Extract provided:
When I looked to write a piece about the 1984 Olympic Road Race where Davis was the favorite, I interviewed both Davis and fellow American Alexi Grewal, who ended up winning the Gold that day. It’s rare when you interview two athletes about the same race and end up with both athletes remembering the details and the way the race played out exactly the same way. That’s what happened here. With the Olympic Men’s Road Race happening the other day with Davis’ son Taylor racing in it, my thoughts turned to Davis, Alexi and that classic race. In 2008, I wrote ‘The Holy Grail.’ I hope you enjoy it. -Bob Babbitt
The Holy Grail
By Bob Babbitt
You can tell it still hurts. When you ask Davis Phinney to think back to July 29, 1984, America’s winningest cyclist of all time, the guy they nicknamed The Cash Register because of his amazing array of sprint finish wins, the color washes out of his face and he just goes blank.
To understand the day, to understand why that memory is still so raw, it’s important to know a little bit about Davis Phinney and his adversary, Alexi Grewal. As Phinney himself will tell you, once he got a taste of winning, he was ravenous. Winning wasn’t just something he did after a lead out from his buddy and long time teammate Ron Kiefel pretty much every weekend of the year. It was who he was. He was a winner and anything less was unacceptable. He was one of the first cyclists to train year round to refine his craft. On race day, while the rest of the guys were getting settled waiting for the criterium in South Dakota or Colorado or Montana to get going, he was busy cruising the course in the opposite direction. When he got to the point where he came up close and personal to the entire frothing-at-the-mouth peloton, he simply spun his bike around and backed into the front row. His message was simple:
Boys, the winner has arrived. Make room for daddy and I hope you enjoy second, third, 20th or whatever the hell place you end up in.
He had learned his lessons the hard way. As a youngster, he and his dad had driven in the family’s Volkswagen van from Colorado to Kentucky for the Junior National Championships. He and his dad, who didn’t quite know what to make of his son’s growing fascination for riding around in tight fitting black shorts, were camped next to the LeMond family, which included young Greg and grandma and grandpa among others. “Greg was so irrepressible back then,” Phinney remembers. “He was always a bright light radiating energy.”
LeMond was also soon to become the greatest cycling talent America had seen up until another freak of nature named Lance Armstrong arrived a decade later.
Phinney started the road race in Kentucky that day and flatted in the first 100 meters. “I was riding the same set of tires I’d been riding on all year long,” he says. “My dad was down the road and he saw the peloton with about 220 cyclists in it and figured I was somewhere in the pack. Then he saw this kid walking way in the distance. He thought, ‘That poor kid…he’s so far back’ until he realized that that poor kid was me. After driving all the way across the country, after only 100 meters, I was out of the race. I learned early on that I needed to do anything and everything to be great. I didn’t have the raw talent of Greg LeMond or Lance Armstrong. I had to be better trained and better prepared than the other guys.”

Set task: Can you write out the passage of the Olympic road race piece that begins with "He had learned" and ends after "a decade later.", substituting "station wagon" for "Volkswagen van"?

Entries supplied:
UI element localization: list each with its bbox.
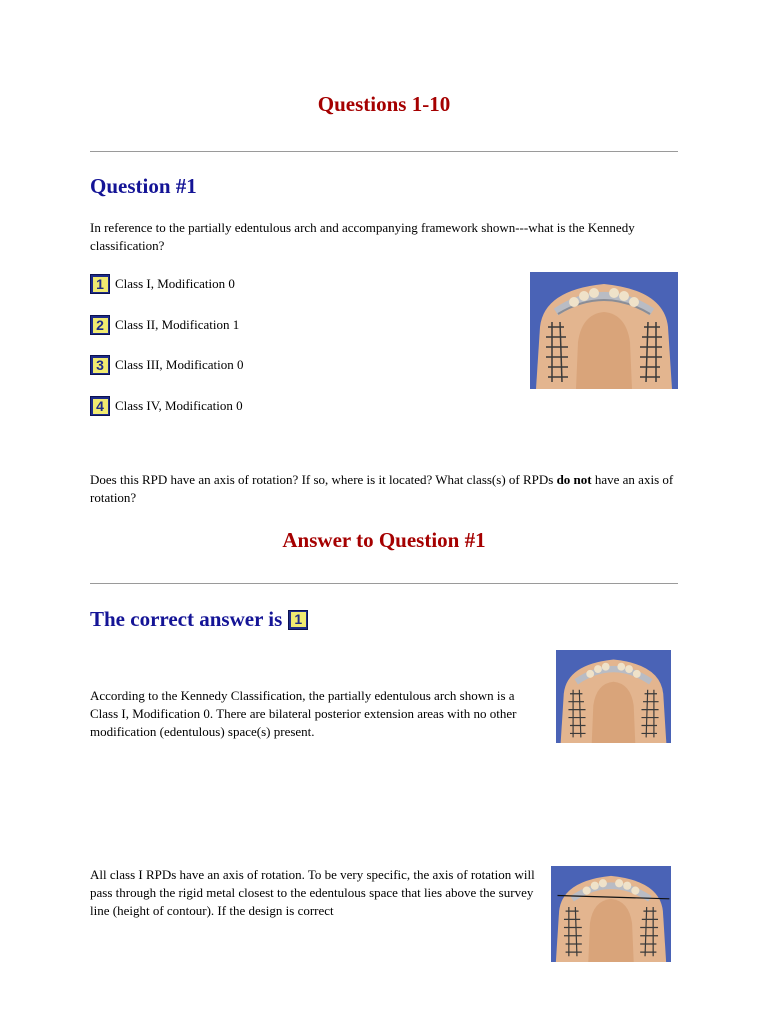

--

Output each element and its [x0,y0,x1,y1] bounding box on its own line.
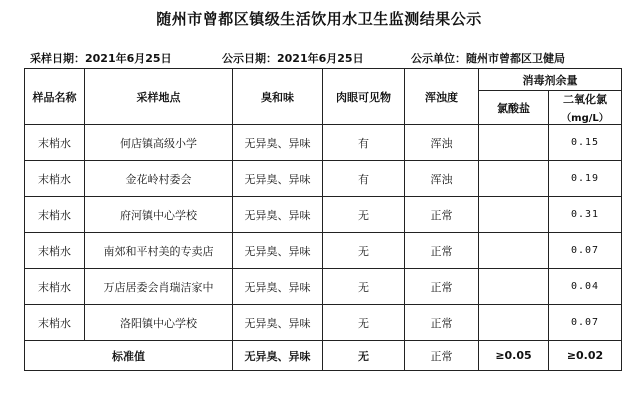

Task result:
He had learned his lessons the hard way. As a youngster, he and his dad had driven in the family’s station wagon from Colorado to Kentucky for the Junior National Championships. He and his dad, who didn’t quite know what to make of his son’s growing fascination for riding around in tight fitting black shorts, were camped next to the LeMond family, which included young Greg and grandma and grandpa among others. “Greg was so irrepressible back then,” Phinney remembers. “He was always a bright light radiating energy.”
LeMond was also soon to become the greatest cycling talent America had seen up until another freak of nature named Lance Armstrong arrived a decade later.